═════ DATA SUPPLIED

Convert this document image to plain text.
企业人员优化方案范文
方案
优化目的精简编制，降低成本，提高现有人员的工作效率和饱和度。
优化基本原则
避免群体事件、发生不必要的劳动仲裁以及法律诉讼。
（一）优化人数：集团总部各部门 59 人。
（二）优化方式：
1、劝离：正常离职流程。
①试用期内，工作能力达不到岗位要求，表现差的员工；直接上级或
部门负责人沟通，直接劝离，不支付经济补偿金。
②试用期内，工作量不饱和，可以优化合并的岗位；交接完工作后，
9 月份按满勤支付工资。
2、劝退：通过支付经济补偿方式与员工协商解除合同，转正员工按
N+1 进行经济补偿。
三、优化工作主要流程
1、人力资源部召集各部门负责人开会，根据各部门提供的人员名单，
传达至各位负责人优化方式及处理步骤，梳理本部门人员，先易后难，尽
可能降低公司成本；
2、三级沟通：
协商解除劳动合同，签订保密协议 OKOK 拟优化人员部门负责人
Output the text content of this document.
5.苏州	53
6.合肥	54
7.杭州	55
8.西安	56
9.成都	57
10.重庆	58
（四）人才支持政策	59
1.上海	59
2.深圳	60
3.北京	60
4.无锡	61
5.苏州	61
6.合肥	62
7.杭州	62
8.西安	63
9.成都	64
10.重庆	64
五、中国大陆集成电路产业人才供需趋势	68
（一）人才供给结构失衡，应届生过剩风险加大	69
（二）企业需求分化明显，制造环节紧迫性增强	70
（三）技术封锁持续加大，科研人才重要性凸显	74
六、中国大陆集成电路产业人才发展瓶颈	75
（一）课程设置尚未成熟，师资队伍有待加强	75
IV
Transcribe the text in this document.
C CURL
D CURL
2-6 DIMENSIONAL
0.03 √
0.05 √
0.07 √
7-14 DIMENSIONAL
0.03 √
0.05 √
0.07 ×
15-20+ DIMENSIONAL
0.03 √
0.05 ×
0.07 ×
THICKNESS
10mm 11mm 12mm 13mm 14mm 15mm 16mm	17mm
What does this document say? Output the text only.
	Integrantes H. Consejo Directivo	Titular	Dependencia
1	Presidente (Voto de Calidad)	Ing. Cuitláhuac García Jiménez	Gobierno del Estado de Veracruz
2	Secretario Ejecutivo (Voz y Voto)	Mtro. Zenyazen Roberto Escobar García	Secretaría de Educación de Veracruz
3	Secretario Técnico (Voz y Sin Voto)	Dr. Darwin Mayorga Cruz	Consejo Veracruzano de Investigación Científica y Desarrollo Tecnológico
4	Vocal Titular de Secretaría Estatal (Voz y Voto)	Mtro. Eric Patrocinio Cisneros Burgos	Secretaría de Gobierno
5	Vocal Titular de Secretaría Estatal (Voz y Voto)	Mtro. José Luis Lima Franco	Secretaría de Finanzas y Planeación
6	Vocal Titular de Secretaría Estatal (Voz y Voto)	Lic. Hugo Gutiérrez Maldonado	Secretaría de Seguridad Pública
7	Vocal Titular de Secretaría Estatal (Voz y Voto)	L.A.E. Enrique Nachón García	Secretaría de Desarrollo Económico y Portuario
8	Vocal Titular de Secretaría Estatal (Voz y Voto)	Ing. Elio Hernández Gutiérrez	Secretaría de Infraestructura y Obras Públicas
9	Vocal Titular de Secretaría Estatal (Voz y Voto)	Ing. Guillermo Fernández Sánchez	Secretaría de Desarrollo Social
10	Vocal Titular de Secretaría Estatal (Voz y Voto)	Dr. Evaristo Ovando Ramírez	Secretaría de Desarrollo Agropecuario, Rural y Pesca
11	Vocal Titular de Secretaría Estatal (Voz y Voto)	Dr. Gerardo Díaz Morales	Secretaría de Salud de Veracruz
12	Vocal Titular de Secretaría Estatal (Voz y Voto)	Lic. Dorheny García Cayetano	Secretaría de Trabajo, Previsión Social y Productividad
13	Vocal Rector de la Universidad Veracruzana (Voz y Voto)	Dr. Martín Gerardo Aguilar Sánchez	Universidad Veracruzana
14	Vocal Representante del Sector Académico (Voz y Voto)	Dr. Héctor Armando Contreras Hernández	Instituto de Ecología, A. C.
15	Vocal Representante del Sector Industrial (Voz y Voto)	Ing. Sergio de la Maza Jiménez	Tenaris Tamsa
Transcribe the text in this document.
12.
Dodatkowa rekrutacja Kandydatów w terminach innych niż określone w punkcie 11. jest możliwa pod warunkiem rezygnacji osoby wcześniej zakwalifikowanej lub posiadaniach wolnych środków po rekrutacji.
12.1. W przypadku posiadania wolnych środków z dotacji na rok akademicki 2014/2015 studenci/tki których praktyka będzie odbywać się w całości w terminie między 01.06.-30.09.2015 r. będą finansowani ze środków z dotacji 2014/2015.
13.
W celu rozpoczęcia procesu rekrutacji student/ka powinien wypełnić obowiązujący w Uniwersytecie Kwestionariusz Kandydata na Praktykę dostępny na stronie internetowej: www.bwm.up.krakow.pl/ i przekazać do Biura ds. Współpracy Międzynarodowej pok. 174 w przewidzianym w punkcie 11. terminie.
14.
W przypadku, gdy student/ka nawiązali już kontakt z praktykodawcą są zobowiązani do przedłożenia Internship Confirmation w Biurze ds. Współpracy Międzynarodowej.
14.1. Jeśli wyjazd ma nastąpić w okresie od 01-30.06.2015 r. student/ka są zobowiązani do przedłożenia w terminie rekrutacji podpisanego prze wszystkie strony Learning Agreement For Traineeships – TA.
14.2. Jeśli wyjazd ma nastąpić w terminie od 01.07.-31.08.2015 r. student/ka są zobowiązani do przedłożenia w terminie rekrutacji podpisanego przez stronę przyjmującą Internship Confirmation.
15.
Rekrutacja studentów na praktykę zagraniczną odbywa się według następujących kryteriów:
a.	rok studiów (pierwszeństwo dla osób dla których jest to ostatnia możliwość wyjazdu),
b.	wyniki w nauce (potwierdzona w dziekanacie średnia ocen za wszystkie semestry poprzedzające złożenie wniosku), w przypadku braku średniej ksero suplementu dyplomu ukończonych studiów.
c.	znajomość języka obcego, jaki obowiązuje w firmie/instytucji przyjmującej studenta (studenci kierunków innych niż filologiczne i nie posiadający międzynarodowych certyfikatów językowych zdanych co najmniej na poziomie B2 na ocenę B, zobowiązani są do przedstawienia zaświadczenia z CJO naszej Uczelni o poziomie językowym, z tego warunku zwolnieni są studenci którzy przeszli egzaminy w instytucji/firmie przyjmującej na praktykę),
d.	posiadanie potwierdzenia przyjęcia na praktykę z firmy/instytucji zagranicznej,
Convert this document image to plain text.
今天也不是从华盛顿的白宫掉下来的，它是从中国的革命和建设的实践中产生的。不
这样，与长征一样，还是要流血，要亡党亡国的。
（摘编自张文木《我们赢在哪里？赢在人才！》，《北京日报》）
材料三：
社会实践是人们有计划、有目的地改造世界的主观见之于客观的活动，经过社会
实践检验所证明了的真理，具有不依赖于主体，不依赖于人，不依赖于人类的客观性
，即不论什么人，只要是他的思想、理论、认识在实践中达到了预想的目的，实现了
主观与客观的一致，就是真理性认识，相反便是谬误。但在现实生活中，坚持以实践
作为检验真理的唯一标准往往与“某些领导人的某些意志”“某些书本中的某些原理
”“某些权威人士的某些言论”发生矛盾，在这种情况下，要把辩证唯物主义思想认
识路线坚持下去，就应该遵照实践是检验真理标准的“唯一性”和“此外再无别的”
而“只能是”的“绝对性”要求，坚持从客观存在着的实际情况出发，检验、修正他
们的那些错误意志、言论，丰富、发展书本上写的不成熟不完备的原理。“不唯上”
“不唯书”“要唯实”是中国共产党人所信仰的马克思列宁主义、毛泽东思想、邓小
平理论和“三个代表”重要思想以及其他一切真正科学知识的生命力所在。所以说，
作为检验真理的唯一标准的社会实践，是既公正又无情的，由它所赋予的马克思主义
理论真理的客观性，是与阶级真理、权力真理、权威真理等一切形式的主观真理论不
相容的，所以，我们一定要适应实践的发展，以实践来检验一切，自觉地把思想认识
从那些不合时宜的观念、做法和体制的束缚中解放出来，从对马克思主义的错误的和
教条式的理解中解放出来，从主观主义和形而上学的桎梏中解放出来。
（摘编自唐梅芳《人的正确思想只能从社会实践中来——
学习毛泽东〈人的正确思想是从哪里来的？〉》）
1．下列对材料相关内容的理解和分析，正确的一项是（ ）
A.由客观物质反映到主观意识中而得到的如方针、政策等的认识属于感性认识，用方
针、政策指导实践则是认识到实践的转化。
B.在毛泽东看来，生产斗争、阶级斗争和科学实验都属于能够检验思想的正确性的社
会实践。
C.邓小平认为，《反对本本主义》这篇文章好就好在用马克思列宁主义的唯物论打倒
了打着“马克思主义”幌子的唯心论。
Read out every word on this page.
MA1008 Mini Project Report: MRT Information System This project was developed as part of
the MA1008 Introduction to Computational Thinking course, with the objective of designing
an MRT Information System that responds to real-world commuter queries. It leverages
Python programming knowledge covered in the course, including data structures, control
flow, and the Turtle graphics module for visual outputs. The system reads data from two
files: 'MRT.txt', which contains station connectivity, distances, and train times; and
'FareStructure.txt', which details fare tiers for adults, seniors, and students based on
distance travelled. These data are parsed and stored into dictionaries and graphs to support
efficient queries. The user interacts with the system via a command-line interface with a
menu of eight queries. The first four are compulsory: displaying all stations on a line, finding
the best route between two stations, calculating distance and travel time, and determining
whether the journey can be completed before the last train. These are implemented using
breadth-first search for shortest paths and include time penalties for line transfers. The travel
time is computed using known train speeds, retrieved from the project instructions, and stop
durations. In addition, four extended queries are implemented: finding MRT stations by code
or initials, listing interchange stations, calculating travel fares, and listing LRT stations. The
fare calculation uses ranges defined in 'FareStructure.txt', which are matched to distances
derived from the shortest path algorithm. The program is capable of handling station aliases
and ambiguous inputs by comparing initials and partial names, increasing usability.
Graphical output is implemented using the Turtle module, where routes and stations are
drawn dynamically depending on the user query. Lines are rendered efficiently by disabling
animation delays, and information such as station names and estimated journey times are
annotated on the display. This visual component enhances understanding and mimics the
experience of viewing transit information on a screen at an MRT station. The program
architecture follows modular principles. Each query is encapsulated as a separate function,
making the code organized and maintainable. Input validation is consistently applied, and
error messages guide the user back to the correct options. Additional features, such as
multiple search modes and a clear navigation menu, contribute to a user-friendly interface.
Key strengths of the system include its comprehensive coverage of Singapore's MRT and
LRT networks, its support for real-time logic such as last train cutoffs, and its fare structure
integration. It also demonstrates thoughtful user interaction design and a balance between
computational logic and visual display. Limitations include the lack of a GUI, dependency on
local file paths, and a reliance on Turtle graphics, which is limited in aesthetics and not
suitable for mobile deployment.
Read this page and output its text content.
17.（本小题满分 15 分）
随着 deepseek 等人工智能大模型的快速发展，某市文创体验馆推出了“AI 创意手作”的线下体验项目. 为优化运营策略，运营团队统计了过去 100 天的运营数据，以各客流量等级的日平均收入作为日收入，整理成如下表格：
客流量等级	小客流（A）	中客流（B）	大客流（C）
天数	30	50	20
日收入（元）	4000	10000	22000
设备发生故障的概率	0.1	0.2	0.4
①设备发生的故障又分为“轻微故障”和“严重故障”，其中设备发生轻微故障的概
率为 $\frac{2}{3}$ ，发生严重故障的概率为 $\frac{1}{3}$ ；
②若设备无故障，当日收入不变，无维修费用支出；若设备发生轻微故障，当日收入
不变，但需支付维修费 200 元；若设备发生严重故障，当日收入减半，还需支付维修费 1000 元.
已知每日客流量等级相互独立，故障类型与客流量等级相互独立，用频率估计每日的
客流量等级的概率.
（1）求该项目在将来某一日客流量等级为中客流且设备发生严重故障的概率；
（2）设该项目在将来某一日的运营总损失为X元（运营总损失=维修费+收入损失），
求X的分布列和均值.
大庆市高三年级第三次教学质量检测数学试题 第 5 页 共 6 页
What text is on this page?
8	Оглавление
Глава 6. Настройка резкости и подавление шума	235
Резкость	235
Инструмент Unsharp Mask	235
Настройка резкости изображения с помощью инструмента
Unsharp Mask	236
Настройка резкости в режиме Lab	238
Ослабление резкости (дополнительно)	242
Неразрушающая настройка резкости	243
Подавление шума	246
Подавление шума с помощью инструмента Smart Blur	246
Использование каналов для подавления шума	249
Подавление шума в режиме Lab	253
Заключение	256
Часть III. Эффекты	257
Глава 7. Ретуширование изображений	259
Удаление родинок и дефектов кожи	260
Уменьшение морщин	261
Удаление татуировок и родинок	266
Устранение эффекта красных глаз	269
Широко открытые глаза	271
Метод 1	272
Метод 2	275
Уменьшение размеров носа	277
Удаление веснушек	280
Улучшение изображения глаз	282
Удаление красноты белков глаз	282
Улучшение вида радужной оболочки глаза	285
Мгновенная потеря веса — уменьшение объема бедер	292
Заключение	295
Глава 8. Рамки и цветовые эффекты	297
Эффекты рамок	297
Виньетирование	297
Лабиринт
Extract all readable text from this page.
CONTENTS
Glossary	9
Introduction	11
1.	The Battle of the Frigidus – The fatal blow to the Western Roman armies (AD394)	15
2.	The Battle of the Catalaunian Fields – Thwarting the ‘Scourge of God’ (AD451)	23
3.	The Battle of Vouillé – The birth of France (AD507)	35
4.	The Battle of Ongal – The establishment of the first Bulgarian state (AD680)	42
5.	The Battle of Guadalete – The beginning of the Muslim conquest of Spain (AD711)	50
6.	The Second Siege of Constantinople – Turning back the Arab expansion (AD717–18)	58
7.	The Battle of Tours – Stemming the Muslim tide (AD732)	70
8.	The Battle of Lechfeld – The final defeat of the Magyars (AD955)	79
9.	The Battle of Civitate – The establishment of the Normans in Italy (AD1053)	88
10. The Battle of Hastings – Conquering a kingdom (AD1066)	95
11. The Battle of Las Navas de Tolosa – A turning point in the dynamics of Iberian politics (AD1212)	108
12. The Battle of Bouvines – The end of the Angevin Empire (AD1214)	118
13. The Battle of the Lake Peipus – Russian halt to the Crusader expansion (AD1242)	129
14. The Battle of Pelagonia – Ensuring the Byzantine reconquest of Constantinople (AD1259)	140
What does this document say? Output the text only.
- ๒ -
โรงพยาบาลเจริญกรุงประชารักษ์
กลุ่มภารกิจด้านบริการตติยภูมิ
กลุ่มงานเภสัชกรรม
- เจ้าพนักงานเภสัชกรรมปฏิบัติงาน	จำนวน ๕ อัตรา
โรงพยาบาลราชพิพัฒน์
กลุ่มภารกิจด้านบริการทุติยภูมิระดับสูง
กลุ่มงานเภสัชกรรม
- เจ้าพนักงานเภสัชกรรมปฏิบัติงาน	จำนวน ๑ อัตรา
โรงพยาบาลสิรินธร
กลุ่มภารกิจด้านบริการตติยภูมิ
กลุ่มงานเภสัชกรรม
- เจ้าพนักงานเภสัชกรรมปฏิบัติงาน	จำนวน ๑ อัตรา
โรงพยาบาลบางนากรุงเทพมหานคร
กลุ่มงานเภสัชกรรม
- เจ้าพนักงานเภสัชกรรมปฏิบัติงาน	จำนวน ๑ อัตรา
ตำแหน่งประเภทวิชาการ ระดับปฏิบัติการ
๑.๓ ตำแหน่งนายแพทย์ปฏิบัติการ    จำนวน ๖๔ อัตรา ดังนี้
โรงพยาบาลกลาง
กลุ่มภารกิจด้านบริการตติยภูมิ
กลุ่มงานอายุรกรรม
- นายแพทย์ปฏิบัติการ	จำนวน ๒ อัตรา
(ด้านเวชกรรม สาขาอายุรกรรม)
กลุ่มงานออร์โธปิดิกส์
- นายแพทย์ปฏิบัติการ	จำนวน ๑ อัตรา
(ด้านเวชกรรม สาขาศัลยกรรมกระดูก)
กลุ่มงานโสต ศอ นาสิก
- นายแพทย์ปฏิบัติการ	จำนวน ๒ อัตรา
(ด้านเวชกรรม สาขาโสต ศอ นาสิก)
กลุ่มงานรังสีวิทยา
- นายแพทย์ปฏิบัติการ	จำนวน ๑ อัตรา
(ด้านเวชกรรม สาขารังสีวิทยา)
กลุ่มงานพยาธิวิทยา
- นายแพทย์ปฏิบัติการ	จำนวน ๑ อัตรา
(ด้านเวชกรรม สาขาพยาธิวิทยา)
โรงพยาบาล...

══════════

Scan the records above, count the lines with "query" in them, and give only the number.

- PROBLEM SOLUTION -
2